======== Records for this task ========
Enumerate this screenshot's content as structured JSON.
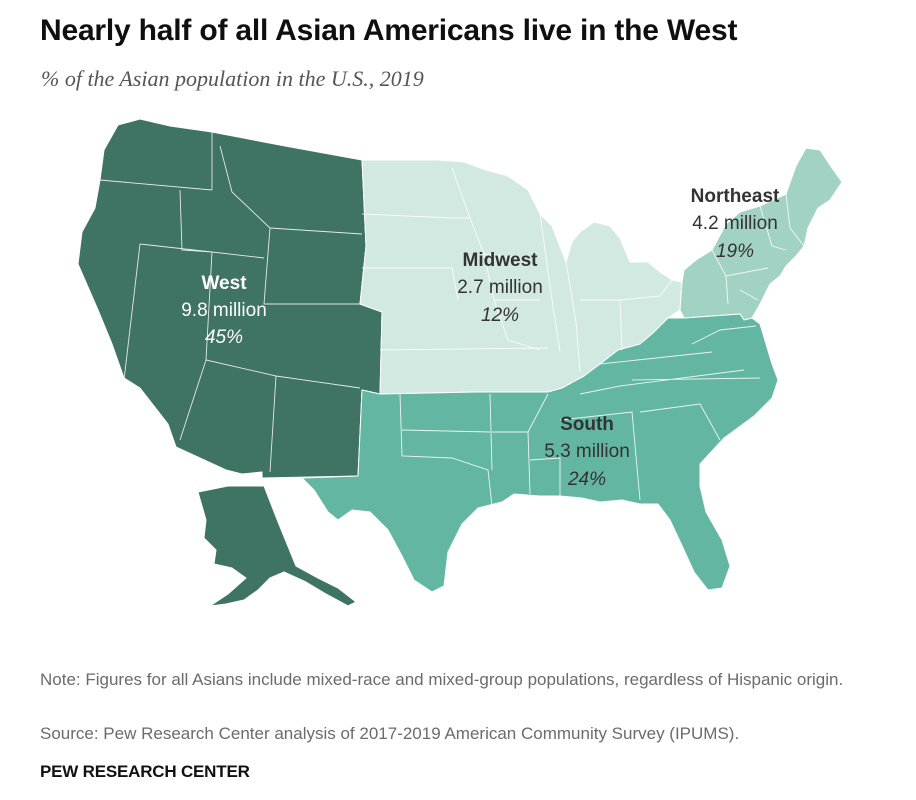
{
  "title": "Nearly half of all Asian Americans live in the West",
  "subtitle": "% of the Asian population in the U.S., 2019",
  "regions": [
    {
      "key": "west",
      "name": "West",
      "population": "9.8 million",
      "share": "45%",
      "share_value": 45,
      "color": "#3f7363",
      "label_color": "#ffffff"
    },
    {
      "key": "midwest",
      "name": "Midwest",
      "population": "2.7 million",
      "share": "12%",
      "share_value": 12,
      "color": "#d2e9e2",
      "label_color": "#333333"
    },
    {
      "key": "northeast",
      "name": "Northeast",
      "population": "4.2 million",
      "share": "19%",
      "share_value": 19,
      "color": "#a2d2c3",
      "label_color": "#333333"
    },
    {
      "key": "south",
      "name": "South",
      "population": "5.3 million",
      "share": "24%",
      "share_value": 24,
      "color": "#63b7a2",
      "label_color": "#333333"
    }
  ],
  "note": "Note: Figures for all Asians include mixed-race and mixed-group populations, regardless of Hispanic origin.",
  "source": "Source: Pew Research Center analysis of 2017-2019 American Community Survey (IPUMS).",
  "brand": "PEW RESEARCH CENTER"
}
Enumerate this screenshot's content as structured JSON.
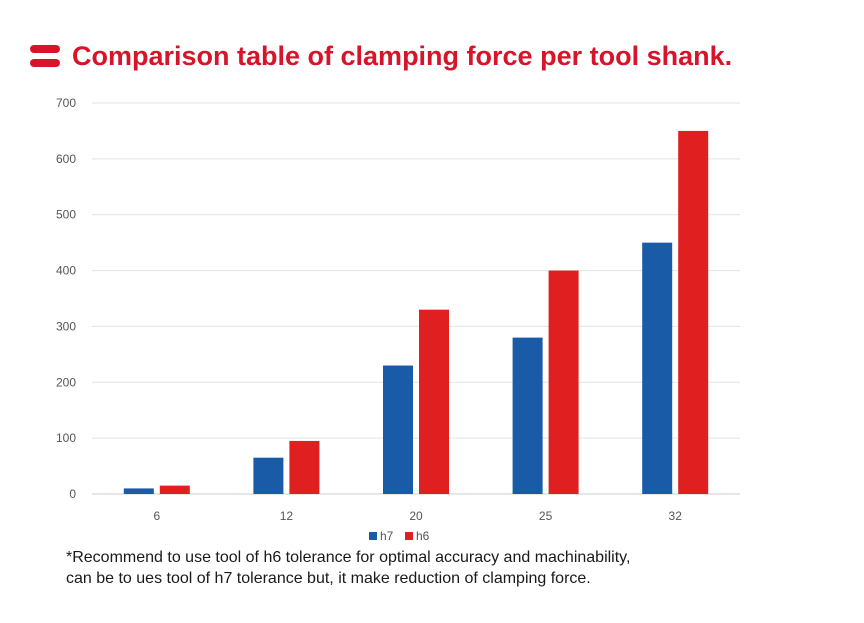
{
  "page": {
    "title": "Comparison table of clamping force per tool shank.",
    "title_color": "#d7142a",
    "title_icon": "double-bar-icon",
    "footnote": [
      "*Recommend to use tool of h6 tolerance for optimal accuracy and machinability,",
      "can be to ues tool of h7 tolerance but, it make reduction of clamping force."
    ]
  },
  "chart_data": {
    "type": "bar",
    "title": "Comparison table of clamping force per tool shank.",
    "xlabel": "",
    "ylabel": "",
    "categories": [
      "6",
      "12",
      "20",
      "25",
      "32"
    ],
    "series": [
      {
        "name": "h7",
        "color": "#1a5ba8",
        "values": [
          10,
          65,
          230,
          280,
          450
        ]
      },
      {
        "name": "h6",
        "color": "#e02020",
        "values": [
          15,
          95,
          330,
          400,
          650
        ]
      }
    ],
    "ylim": [
      0,
      700
    ],
    "yticks": [
      "0",
      "100",
      "200",
      "300",
      "400",
      "500",
      "600",
      "700"
    ],
    "grid": true,
    "legend_position": "bottom-center"
  }
}
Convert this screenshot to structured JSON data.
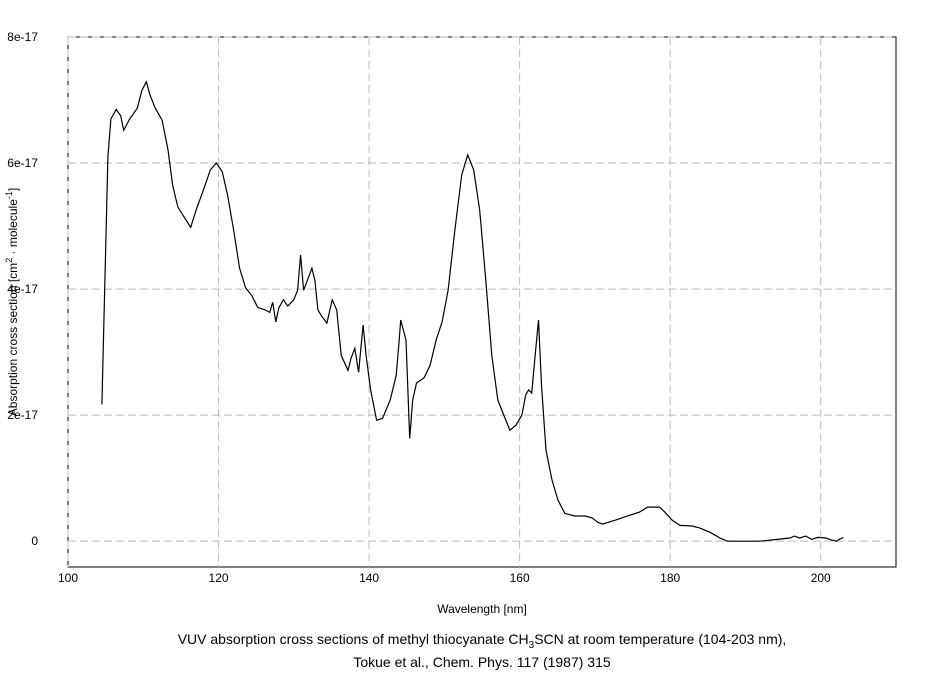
{
  "chart_data": {
    "type": "line",
    "x_label": "Wavelength [nm]",
    "y_label_parts": [
      "Absorption cross section [cm",
      "2",
      " · molecule",
      "-1",
      "]"
    ],
    "caption_line1_parts": [
      "VUV absorption cross sections of methyl thiocyanate CH",
      "3",
      "SCN at room temperature (104-203 nm),"
    ],
    "caption_line2": "Tokue et al., Chem. Phys. 117 (1987) 315",
    "xlim": [
      100,
      210
    ],
    "xticks": [
      100,
      120,
      140,
      160,
      180,
      200
    ],
    "ylim": [
      -4.1e-18,
      8e-17
    ],
    "yticks": [
      0,
      2e-17,
      4e-17,
      6e-17,
      8e-17
    ],
    "grid": true,
    "series": [
      {
        "color": "#000000",
        "x": [
          104.5,
          105.3,
          105.7,
          106.4,
          107.0,
          107.4,
          108.2,
          109.2,
          109.8,
          110.4,
          110.9,
          111.6,
          112.5,
          113.3,
          113.9,
          114.6,
          115.5,
          116.3,
          117.0,
          117.9,
          118.9,
          119.7,
          120.5,
          121.2,
          122.0,
          122.8,
          123.6,
          124.4,
          125.2,
          126.2,
          126.8,
          127.2,
          127.6,
          128.0,
          128.6,
          129.2,
          130.0,
          130.5,
          130.9,
          131.3,
          131.9,
          132.4,
          132.8,
          133.2,
          133.7,
          134.4,
          135.1,
          135.7,
          136.3,
          137.2,
          137.6,
          138.1,
          138.6,
          139.2,
          139.6,
          140.2,
          141.0,
          141.8,
          142.8,
          143.6,
          144.0,
          144.2,
          144.9,
          145.4,
          145.8,
          146.3,
          147.3,
          148.1,
          148.9,
          149.7,
          150.5,
          151.4,
          152.3,
          153.1,
          153.9,
          154.7,
          155.5,
          156.3,
          157.1,
          157.9,
          158.7,
          159.5,
          160.3,
          160.8,
          161.2,
          161.6,
          162.0,
          162.5,
          162.9,
          163.5,
          164.3,
          165.1,
          166.0,
          167.3,
          168.7,
          169.6,
          170.4,
          171.0,
          172.6,
          174.6,
          175.9,
          177.0,
          178.6,
          179.3,
          180.3,
          181.3,
          182.9,
          183.9,
          185.3,
          186.6,
          187.6,
          191.9,
          195.9,
          196.5,
          197.2,
          198.0,
          198.8,
          199.6,
          200.7,
          201.4,
          202.1,
          202.5,
          203.0
        ],
        "values": [
          2.17e-17,
          6.1e-17,
          6.7e-17,
          6.85e-17,
          6.75e-17,
          6.52e-17,
          6.7e-17,
          6.87e-17,
          7.15e-17,
          7.29e-17,
          7.08e-17,
          6.87e-17,
          6.68e-17,
          6.2e-17,
          5.65e-17,
          5.3e-17,
          5.13e-17,
          4.98e-17,
          5.25e-17,
          5.54e-17,
          5.89e-17,
          6e-17,
          5.86e-17,
          5.49e-17,
          4.94e-17,
          4.33e-17,
          4.02e-17,
          3.9e-17,
          3.71e-17,
          3.67e-17,
          3.63e-17,
          3.79e-17,
          3.48e-17,
          3.7e-17,
          3.83e-17,
          3.73e-17,
          3.83e-17,
          3.98e-17,
          4.54e-17,
          3.98e-17,
          4.17e-17,
          4.33e-17,
          4.14e-17,
          3.67e-17,
          3.57e-17,
          3.46e-17,
          3.83e-17,
          3.67e-17,
          2.95e-17,
          2.71e-17,
          2.9e-17,
          3.06e-17,
          2.68e-17,
          3.43e-17,
          2.95e-17,
          2.4e-17,
          1.92e-17,
          1.95e-17,
          2.24e-17,
          2.63e-17,
          3.19e-17,
          3.51e-17,
          3.19e-17,
          1.63e-17,
          2.24e-17,
          2.51e-17,
          2.59e-17,
          2.79e-17,
          3.19e-17,
          3.48e-17,
          3.98e-17,
          4.94e-17,
          5.81e-17,
          6.13e-17,
          5.89e-17,
          5.25e-17,
          4.14e-17,
          2.95e-17,
          2.24e-17,
          2e-17,
          1.76e-17,
          1.84e-17,
          2e-17,
          2.32e-17,
          2.4e-17,
          2.35e-17,
          2.87e-17,
          3.51e-17,
          2.48e-17,
          1.44e-17,
          9.7e-18,
          6.5e-18,
          4.4e-18,
          4e-18,
          4e-18,
          3.7e-18,
          3e-18,
          2.7e-18,
          3.3e-18,
          4.1e-18,
          4.6e-18,
          5.4e-18,
          5.4e-18,
          4.6e-18,
          3.3e-18,
          2.5e-18,
          2.4e-18,
          2.1e-18,
          1.4e-18,
          5e-19,
          0,
          0,
          5e-19,
          8e-19,
          5e-19,
          8e-19,
          3e-19,
          6e-19,
          5e-19,
          2e-19,
          0,
          3e-19,
          6e-19
        ]
      }
    ]
  }
}
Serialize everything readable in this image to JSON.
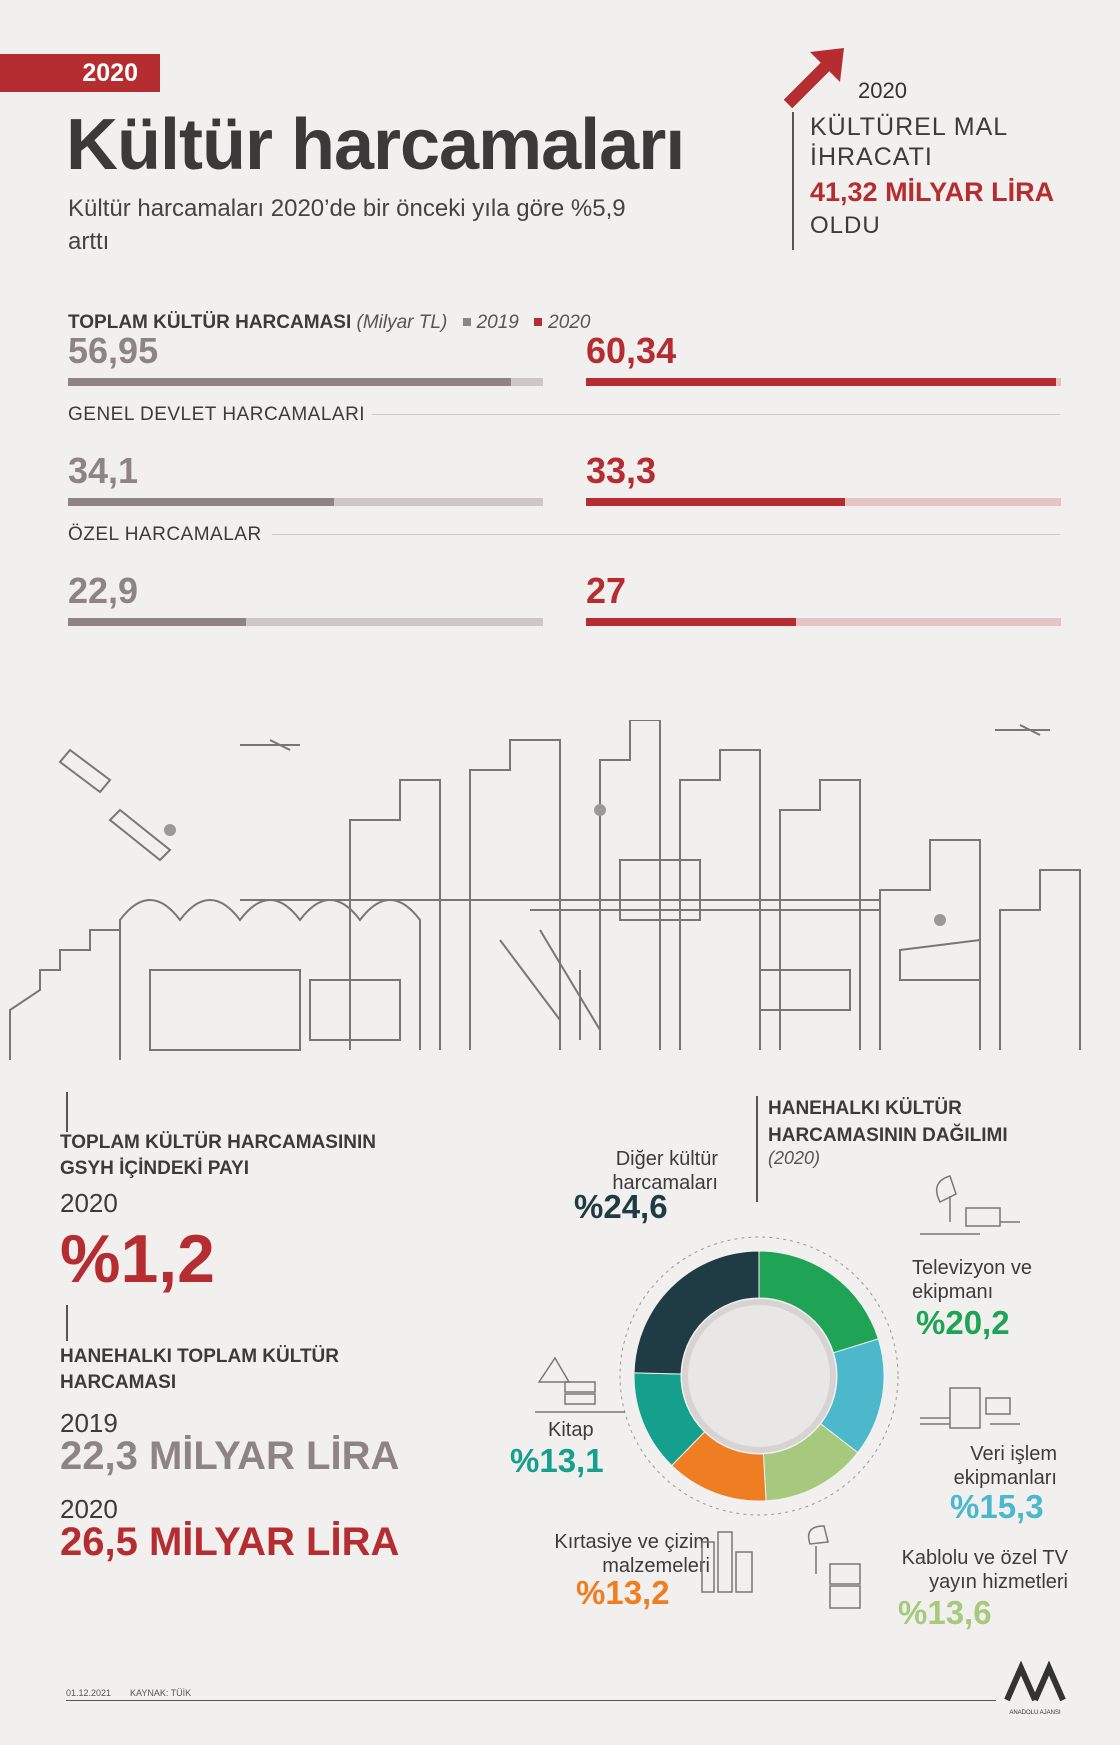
{
  "header": {
    "year_badge": "2020",
    "title": "Kültür harcamaları",
    "subtitle": "Kültür harcamaları 2020’de bir önceki yıla göre %5,9 arttı"
  },
  "export": {
    "year": "2020",
    "label_line1": "KÜLTÜREL MAL",
    "label_line2": "İHRACATI",
    "value": "41,32 MİLYAR LİRA",
    "foot": "OLDU"
  },
  "legend": {
    "title": "TOPLAM KÜLTÜR HARCAMASI",
    "unit": "(Milyar TL)",
    "y2019": "2019",
    "y2020": "2020",
    "color_2019": "#8e8385",
    "color_2020": "#b52d30"
  },
  "sections": [
    {
      "title": "",
      "v2019": "56,95",
      "v2020": "60,34"
    },
    {
      "title": "GENEL DEVLET HARCAMALARI",
      "v2019": "34,1",
      "v2020": "33,3"
    },
    {
      "title": "ÖZEL HARCAMALAR",
      "v2019": "22,9",
      "v2020": "27"
    }
  ],
  "gdp_share": {
    "title_line1": "TOPLAM KÜLTÜR HARCAMASININ",
    "title_line2": "GSYH İÇİNDEKİ PAYI",
    "year": "2020",
    "value": "%1,2"
  },
  "household_total": {
    "title_line1": "HANEHALKI TOPLAM KÜLTÜR",
    "title_line2": "HARCAMASI",
    "year_2019": "2019",
    "value_2019": "22,3 MİLYAR LİRA",
    "year_2020": "2020",
    "value_2020": "26,5 MİLYAR LİRA"
  },
  "distribution": {
    "title_line1": "HANEHALKI KÜLTÜR",
    "title_line2": "HARCAMASININ DAĞILIMI",
    "sub": "(2020)"
  },
  "chart_data": [
    {
      "type": "bar",
      "title": "TOPLAM KÜLTÜR HARCAMASI",
      "unit": "Milyar TL",
      "categories": [
        "TOPLAM KÜLTÜR HARCAMASI",
        "GENEL DEVLET HARCAMALARI",
        "ÖZEL HARCAMALAR"
      ],
      "series": [
        {
          "name": "2019",
          "values": [
            56.95,
            34.1,
            22.9
          ]
        },
        {
          "name": "2020",
          "values": [
            60.34,
            33.3,
            27
          ]
        }
      ]
    },
    {
      "type": "pie",
      "title": "HANEHALKI KÜLTÜR HARCAMASININ DAĞILIMI",
      "slices": [
        {
          "label_line1": "Televizyon ve",
          "label_line2": "ekipmanı",
          "value": 20.2,
          "value_text": "%20,2",
          "color": "#1fa455"
        },
        {
          "label_line1": "Veri işlem",
          "label_line2": "ekipmanları",
          "value": 15.3,
          "value_text": "%15,3",
          "color": "#4bb8cc"
        },
        {
          "label_line1": "Kablolu ve özel TV",
          "label_line2": "yayın hizmetleri",
          "value": 13.6,
          "value_text": "%13,6",
          "color": "#a6c97d"
        },
        {
          "label_line1": "Kırtasiye ve çizim",
          "label_line2": "malzemeleri",
          "value": 13.2,
          "value_text": "%13,2",
          "color": "#ef7d22"
        },
        {
          "label_line1": "Kitap",
          "label_line2": "",
          "value": 13.1,
          "value_text": "%13,1",
          "color": "#14a08c"
        },
        {
          "label_line1": "Diğer kültür",
          "label_line2": "harcamaları",
          "value": 24.6,
          "value_text": "%24,6",
          "color": "#1f3c45"
        }
      ]
    }
  ],
  "footer": {
    "date": "01.12.2021",
    "source": "KAYNAK: TÜİK",
    "logo_text": "ANADOLU AJANSI"
  }
}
========
- The task
Compute how many lines include the string "sections", then give that number by itself.

- Answer to the task
2